## TEXTE FOURNI

/---

CA Aix-en-Provence, 2e ch., 3 avril 2014, n° 13-04060
AIX-EN-PROVENCE
Arrêt
PARTIES
Demandeur :
Angledis (SAS)
Défendeur :
Ministère de l'Economie, de l'Industrie et de l'Emploi
COMPOSITION DE LA JURIDICTION
Président :
M. Fohlen
Conseillers :
MM. Prieur, Mathis
Avocats :
Mes Latil, Parléani
EXPOSÉ DE L'AFFAIRE
Par acte du 23 janvier 2007, le ministre de l'Economie, des Finances et de l'Industrie (le ministre) a fait assigner devant le Tribunal de commerce de Nîmes la société Angledis, qui exploite un hypermarché à l'enseigne "Leclerc", à "Les Angles" (Gard) en lui reprochant d'avoir commis un abus au sens des dispositions de l'article L. 442-6 du Code de commerce, et pour que soit prononcée à son encontre une amende civile de 32 000 euros ainsi que la restitution des sommes indûment perçues aux victimes de cet abus.
Le ministre de l'Economie, des Finances et de l'Industrie reprochait en effet à la société Angledis d'avoir commis des pratiques consistant à facturer et encaisser auprès de plusieurs fournisseurs des prestations de services, alors que ces services commerciaux pourtant convenus contractuellement entre les parties, n'avaient pas été rendus, et que par conséquent, il existait un trouble à l'ordre public économique portant atteinte au développement loyal, transparent et équilibré de la concurrence sur le marché.
Le ministre se fondait sur des constatations effectuées entre le 19 mai 2005 et le 22 juin 2005, le 14 octobre 2005 par des fonctionnaires assermentés. Des procès-verbaux ont été dressés le 18 octobre 2005 et le 14 avril 2006 et les responsables du magasin ont été entendus.
Par jugement du 6 juin 2008, le tribunal a condamné la société Angledis à restituer la somme de 16 169,99 euros à diverses sociétés et à verser au ministre de l'Economie, des Finances et de l'Industrie la somme de 32 000 euros.
Par arrêt du 10 mars 2011, la Cour d'appel de Nîmes a confirmé le jugement du tribunal de commerce.
Sur pourvoi en cassation déposé par la société Angledis, la Chambre commerciale, par arrêt du 9 octobre 2012, a cassé l'arrêt rendu par la Cour d'appel de Nîmes au motif que cette juridiction avait statué sans constater que les fournisseurs concernés de la société Angledis avaient été informés de l'introduction de l'action du ministre.
La société Angledis a saisi la présente cour et développe les moyens suivants :
Elle soutient tout d'abord, et contrairement à ce que prétend le ministre, avoir régulièrement saisi la cour de renvoi, faisant observer que l'omission de la mention de l'objet du litige n'est cause de nullité qu'en présence d'un grief, lequel n'est pas établi.
Elle fait valoir l'irrecevabilité de l'action engagée par le ministre, puisque les fournisseurs n'ont pas été informés de la procédure dès le début de celle-ci. Elle affirme que l'information donnée aux fournisseurs le 24 janvier 2013 présente un caractère inopérant puisque tardif, les fournisseurs devant avoir la possibilité d'intervenir volontairement à titre principal, et qu'une intervention des fournisseurs en cause d'appel ne leur permettrait pas, conformément aux dispositions de l'article 554 du Code de procédure civile, de formuler des demandes, lesquelles seraient jugées irrecevables.

\---

## DONNÉES AFFICHÉES
/---

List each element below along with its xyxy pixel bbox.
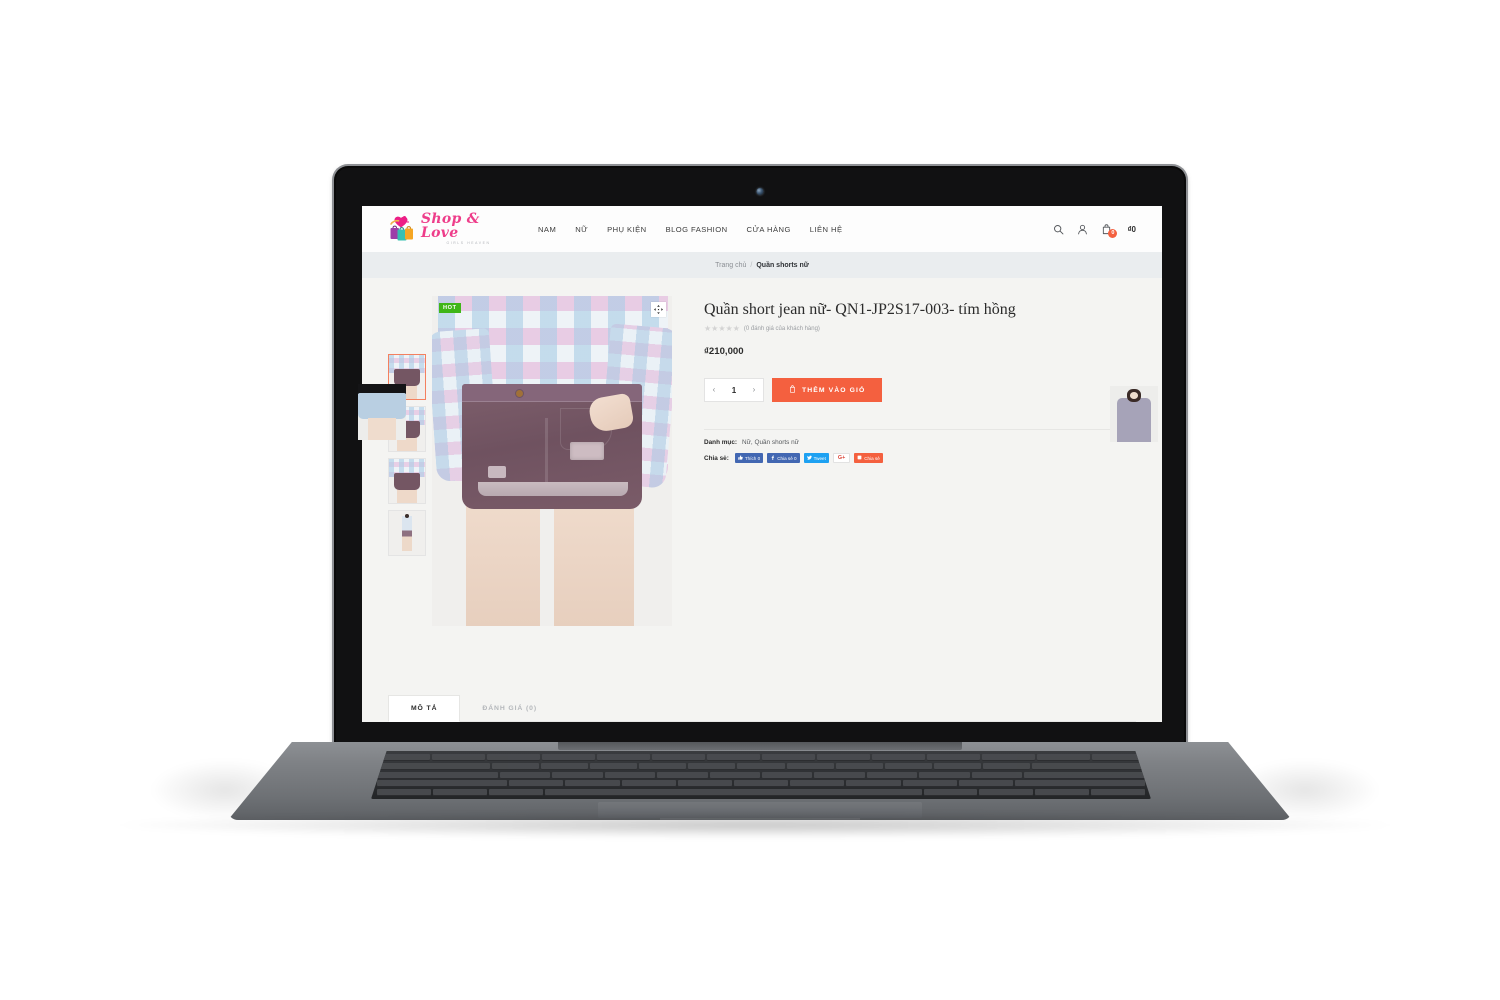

\---

## DÉTAILS DU PROBLÈME
D'après l'arrêt concernant la société Angledis, à quelle date l'information sur la procédure a-t-elle été donnée aux fournisseurs ?

## RÉPONSE COMPLÈTE
Le 24 janvier 2013.